▸ **DATASET**:
____________________
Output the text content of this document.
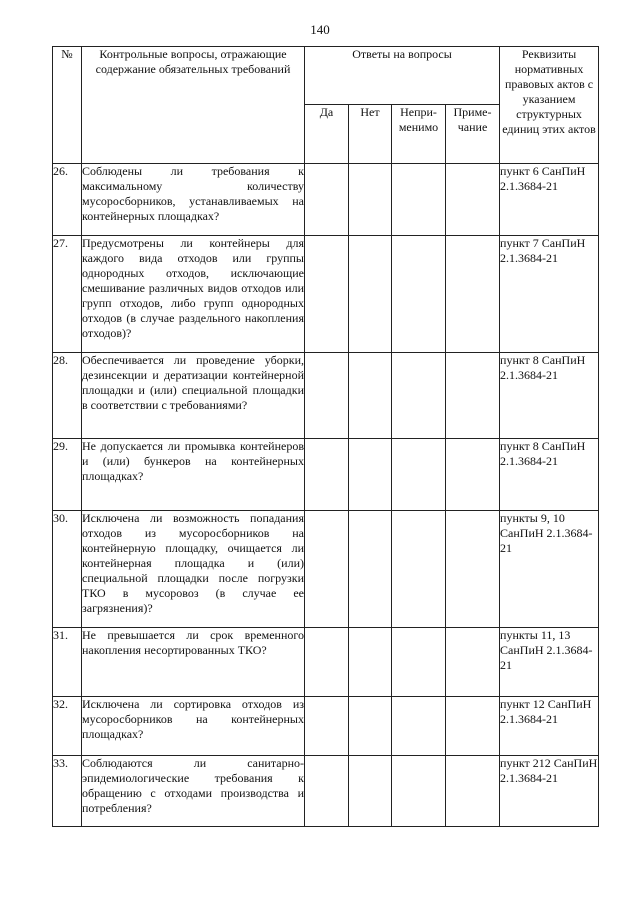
140
№	Контрольные вопросы, отражающие содержание обязательных требований	Ответы на вопросы				Реквизиты нормативных правовых актов с указанием структурных единиц этих актов
		Да	Нет	Непри-менимо	Приме-чание	
26.	Соблюдены ли требования к максимальному количеству мусоросборников, устанавливаемых на контейнерных площадках?					пункт 6 СанПиН 2.1.3684-21
27.	Предусмотрены ли контейнеры для каждого вида отходов или группы однородных отходов, исключающие смешивание различных видов отходов или групп отходов, либо групп однородных отходов (в случае раздельного накопления отходов)?					пункт 7 СанПиН 2.1.3684-21
28.	Обеспечивается ли проведение уборки, дезинсекции и дератизации контейнерной площадки и (или) специальной площадки в соответствии с требованиями?					пункт 8 СанПиН 2.1.3684-21
29.	Не допускается ли промывка контейнеров и (или) бункеров на контейнерных площадках?					пункт 8 СанПиН 2.1.3684-21
30.	Исключена ли возможность попадания отходов из мусоросборников на контейнерную площадку, очищается ли контейнерная площадка и (или) специальной площадки после погрузки ТКО в мусоровоз (в случае ее загрязнения)?					пункты 9, 10 СанПиН 2.1.3684-21
31.	Не превышается ли срок временного накопления несортированных ТКО?					пункты 11, 13 СанПиН 2.1.3684-21
32.	Исключена ли сортировка отходов из мусоросборников на контейнерных площадках?					пункт 12 СанПиН 2.1.3684-21
33.	Соблюдаются ли санитарно-эпидемиологические требования к обращению с отходами производства и потребления?					пункт 212 СанПиН 2.1.3684-21
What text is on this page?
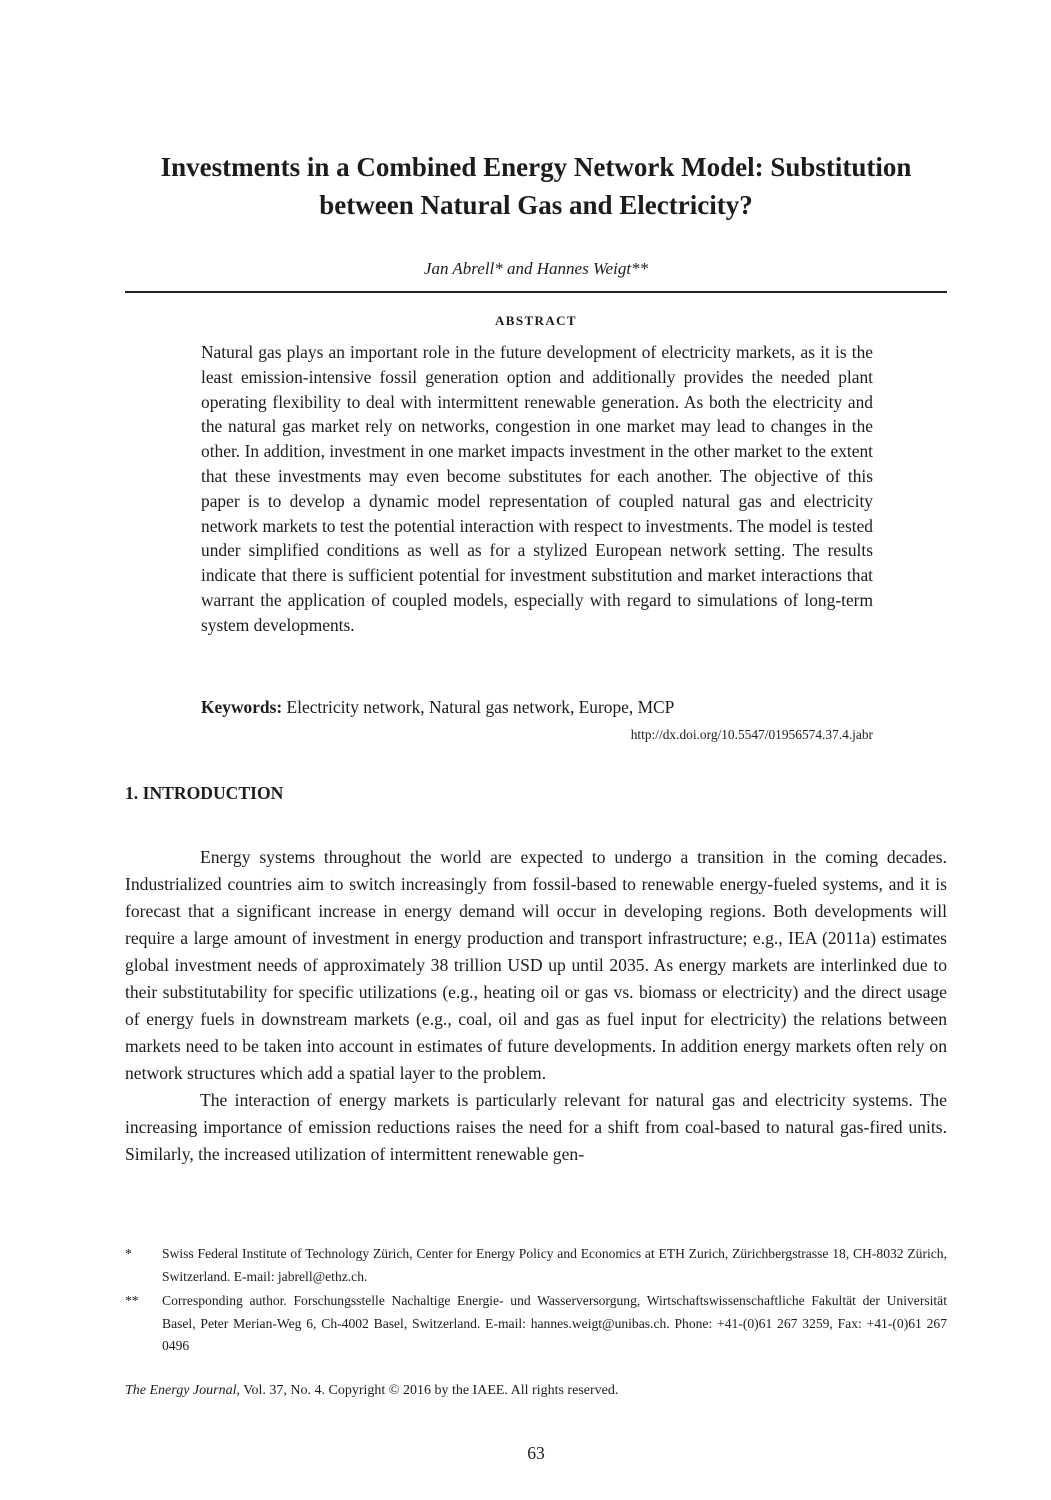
Investments in a Combined Energy Network Model: Substitution between Natural Gas and Electricity?
Jan Abrell* and Hannes Weigt**
ABSTRACT

Natural gas plays an important role in the future development of electricity markets, as it is the least emission-intensive fossil generation option and additionally provides the needed plant operating flexibility to deal with intermittent renewable generation. As both the electricity and the natural gas market rely on networks, congestion in one market may lead to changes in the other. In addition, investment in one market impacts investment in the other market to the extent that these investments may even become substitutes for each another. The objective of this paper is to develop a dynamic model representation of coupled natural gas and electricity network markets to test the potential interaction with respect to investments. The model is tested under simplified conditions as well as for a stylized European network setting. The results indicate that there is sufficient potential for investment substitution and market interactions that warrant the application of coupled models, especially with regard to simulations of long-term system developments.

Keywords: Electricity network, Natural gas network, Europe, MCP
http://dx.doi.org/10.5547/01956574.37.4.jabr
1. INTRODUCTION

Energy systems throughout the world are expected to undergo a transition in the coming decades. Industrialized countries aim to switch increasingly from fossil-based to renewable energy-fueled systems, and it is forecast that a significant increase in energy demand will occur in developing regions. Both developments will require a large amount of investment in energy production and transport infrastructure; e.g., IEA (2011a) estimates global investment needs of approximately 38 trillion USD up until 2035. As energy markets are interlinked due to their substitutability for specific utilizations (e.g., heating oil or gas vs. biomass or electricity) and the direct usage of energy fuels in downstream markets (e.g., coal, oil and gas as fuel input for electricity) the relations between markets need to be taken into account in estimates of future developments. In addition energy markets often rely on network structures which add a spatial layer to the problem.

The interaction of energy markets is particularly relevant for natural gas and electricity systems. The increasing importance of emission reductions raises the need for a shift from coal-based to natural gas-fired units. Similarly, the increased utilization of intermittent renewable gen-

* Swiss Federal Institute of Technology Zürich, Center for Energy Policy and Economics at ETH Zurich, Zürichbergstrasse 18, CH-8032 Zürich, Switzerland. E-mail: jabrell@ethz.ch.
** Corresponding author. Forschungsstelle Nachaltige Energie- und Wasserversorgung, Wirtschaftswissenschaftliche Fakultät der Universität Basel, Peter Merian-Weg 6, Ch-4002 Basel, Switzerland. E-mail: hannes.weigt@unibas.ch. Phone: +41-(0)61 267 3259, Fax: +41-(0)61 267 0496
The Energy Journal, Vol. 37, No. 4. Copyright © 2016 by the IAEE. All rights reserved.
63
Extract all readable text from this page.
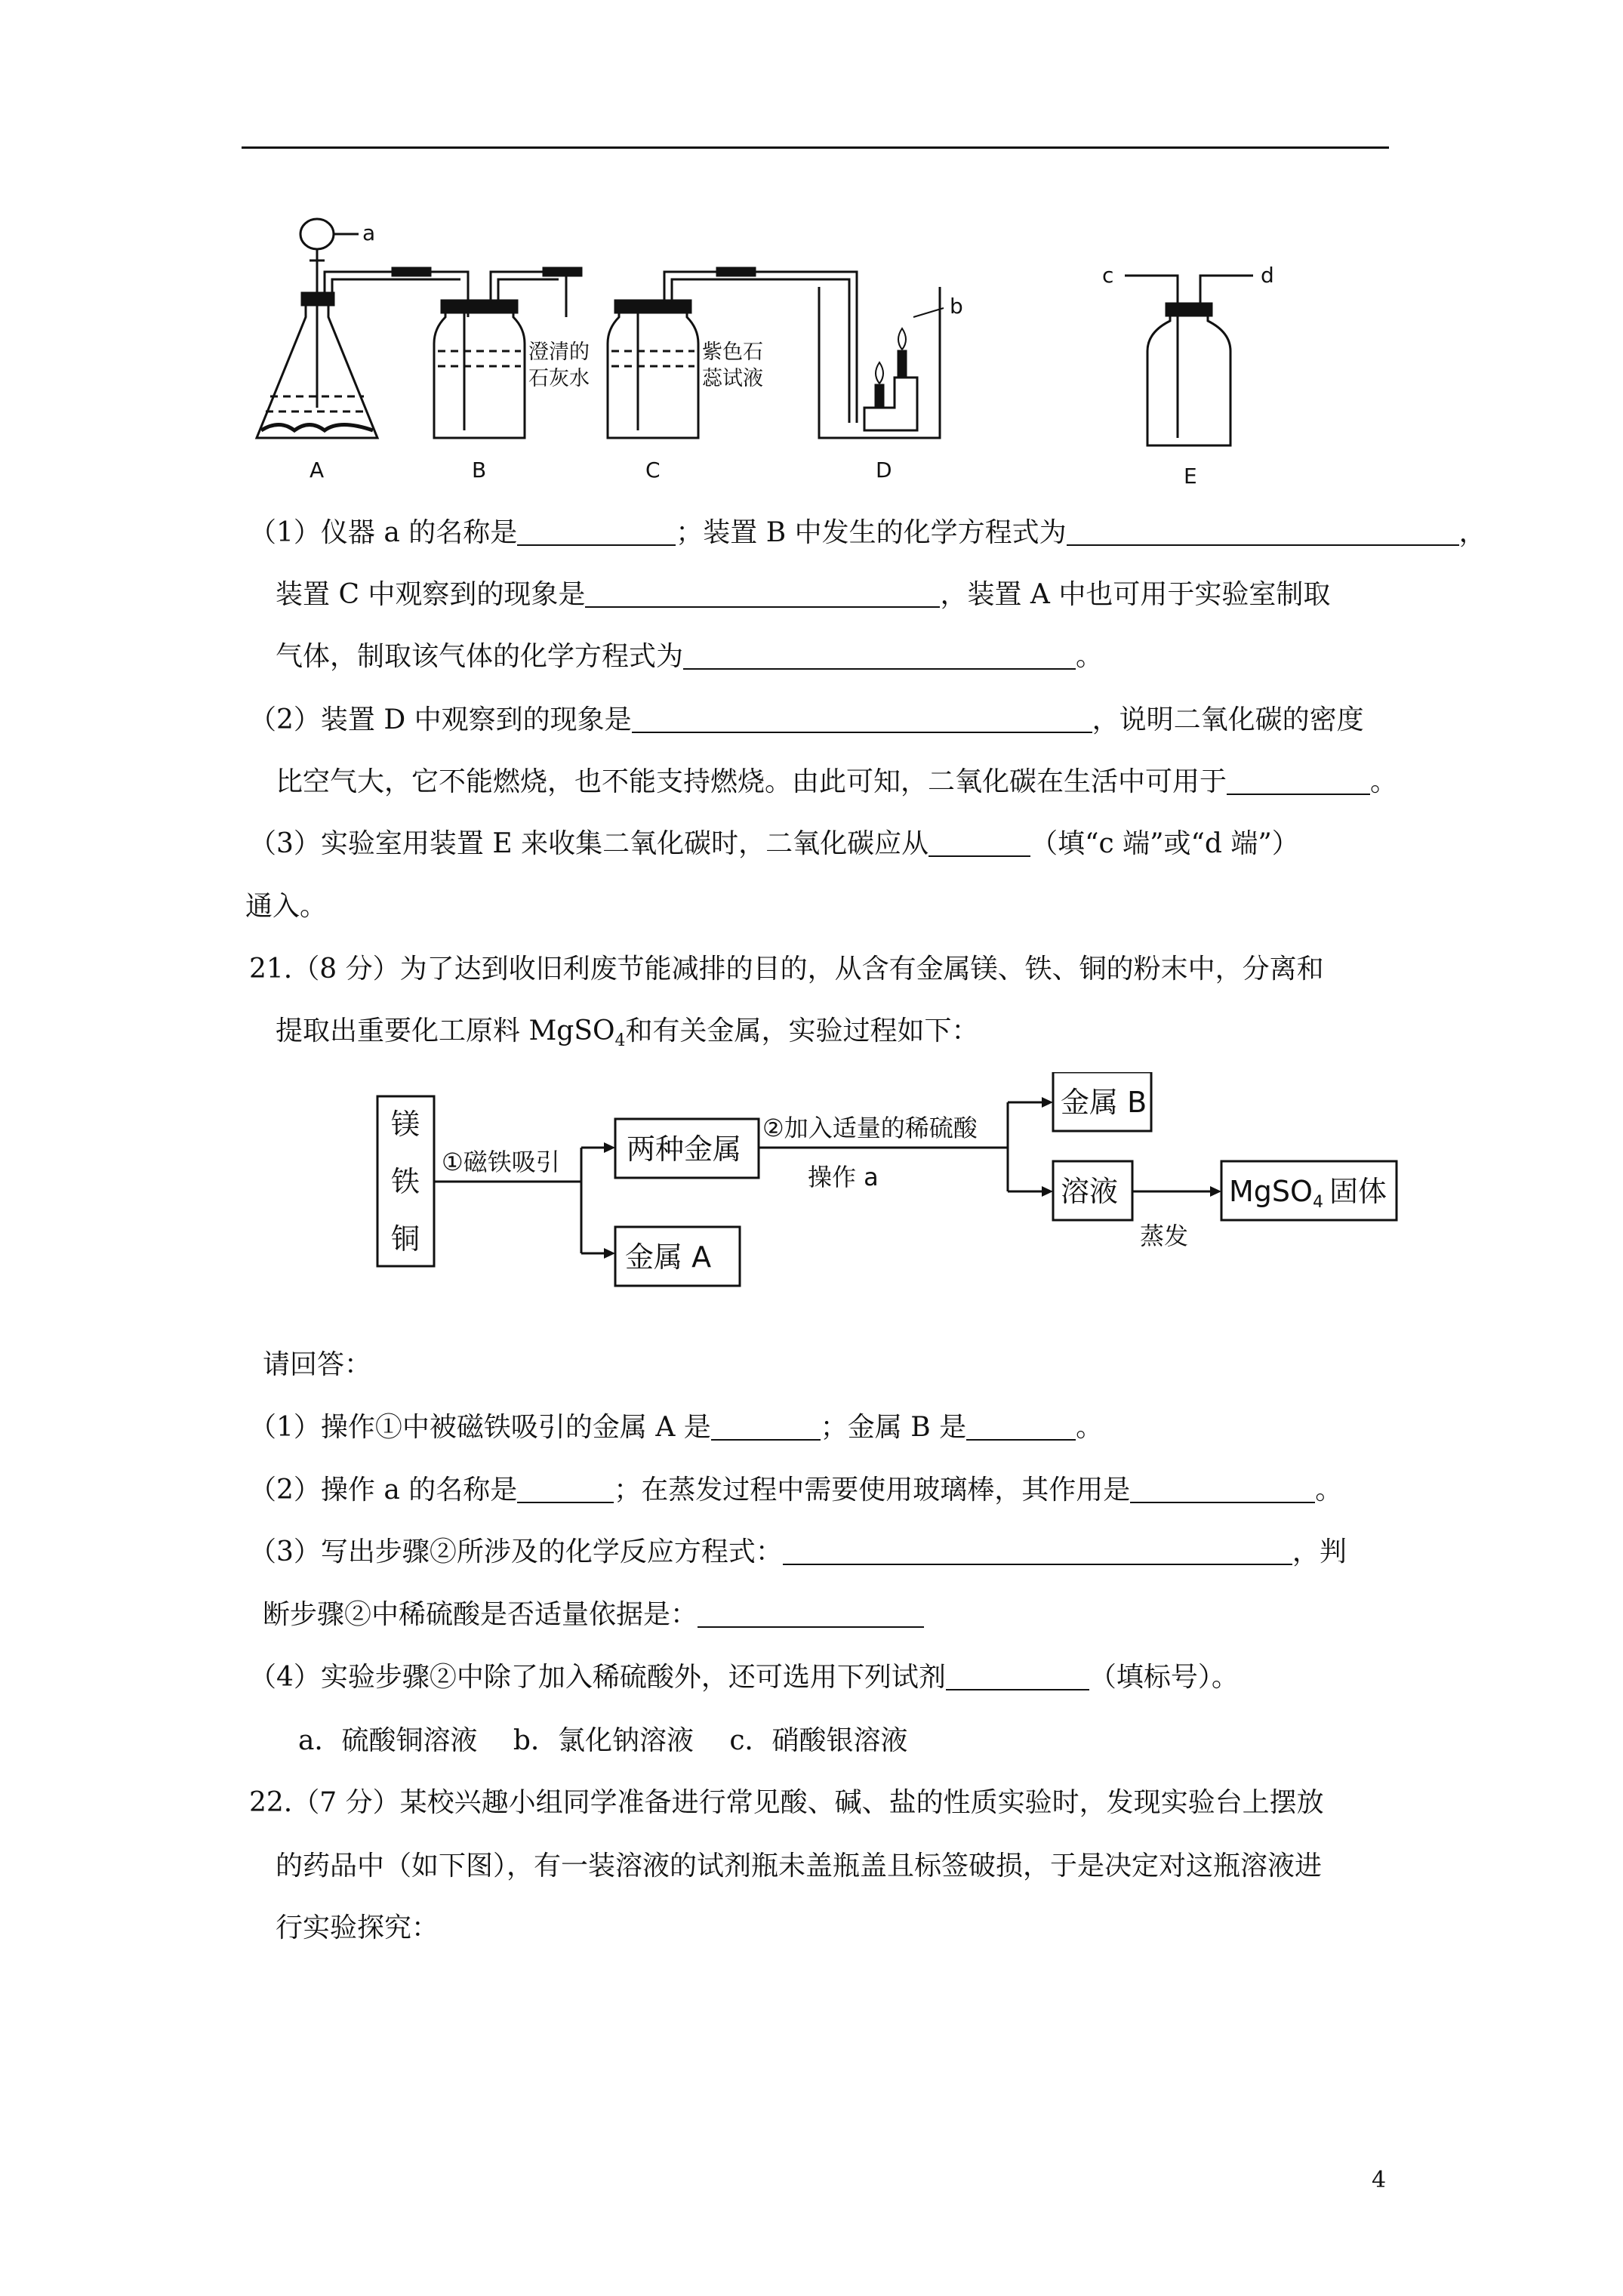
a
b
c	d
A	B	C	D	E
澄清的
石灰水
紫色石
蕊试液
（1）仪器 a 的名称是	；装置 B 中发生的化学方程式为	，
装置 C 中观察到的现象是	，装置 A 中也可用于实验室制取
气体，制取该气体的化学方程式为	。
（2）装置 D 中观察到的现象是	，说明二氧化碳的密度
比空气大，它不能燃烧，也不能支持燃烧。由此可知，二氧化碳在生活中可用于	。
（3）实验室用装置 E 来收集二氧化碳时，二氧化碳应从	（填“c 端”或“d 端”）
通入。
21.（8 分）为了达到收旧利废节能减排的目的，从含有金属镁、铁、铜的粉末中，分离和
提取出重要化工原料 MgSO$_4$和有关金属，实验过程如下：
镁
铁
铜
两种金属
金属 B
溶液	MgSO$_4$ 固体
金属 A
①磁铁吸引
②加入适量的稀硫酸
操作 a
蒸发
请回答：
（1）操作①中被磁铁吸引的金属 A 是	；金属 B 是	。
（2）操作 a 的名称是	；在蒸发过程中需要使用玻璃棒，其作用是	。
（3）写出步骤②所涉及的化学反应方程式：	，判
断步骤②中稀硫酸是否适量依据是：
（4）实验步骤②中除了加入稀硫酸外，还可选用下列试剂	（填标号）。
a．硫酸铜溶液　 b．氯化钠溶液 　c．硝酸银溶液
22.（7 分）某校兴趣小组同学准备进行常见酸、碱、盐的性质实验时，发现实验台上摆放
的药品中（如下图），有一装溶液的试剂瓶未盖瓶盖且标签破损，于是决定对这瓶溶液进
行实验探究：
4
____________________
▸ **WHAT YOU WILL DO**: Write out every line from the entries where "специальной" appears.

▸ **RESULT FOR THIS TASK**:
28.	Обеспечивается ли проведение уборки, дезинсекции и дератизации контейнерной площадки и (или) специальной площадки в соответствии с требованиями?					пункт 8 СанПиН 2.1.3684-21
30.	Исключена ли возможность попадания отходов из мусоросборников на контейнерную площадку, очищается ли контейнерная площадка и (или) специальной площадки после погрузки ТКО в мусоровоз (в случае ее загрязнения)?					пункты 9, 10 СанПиН 2.1.3684-21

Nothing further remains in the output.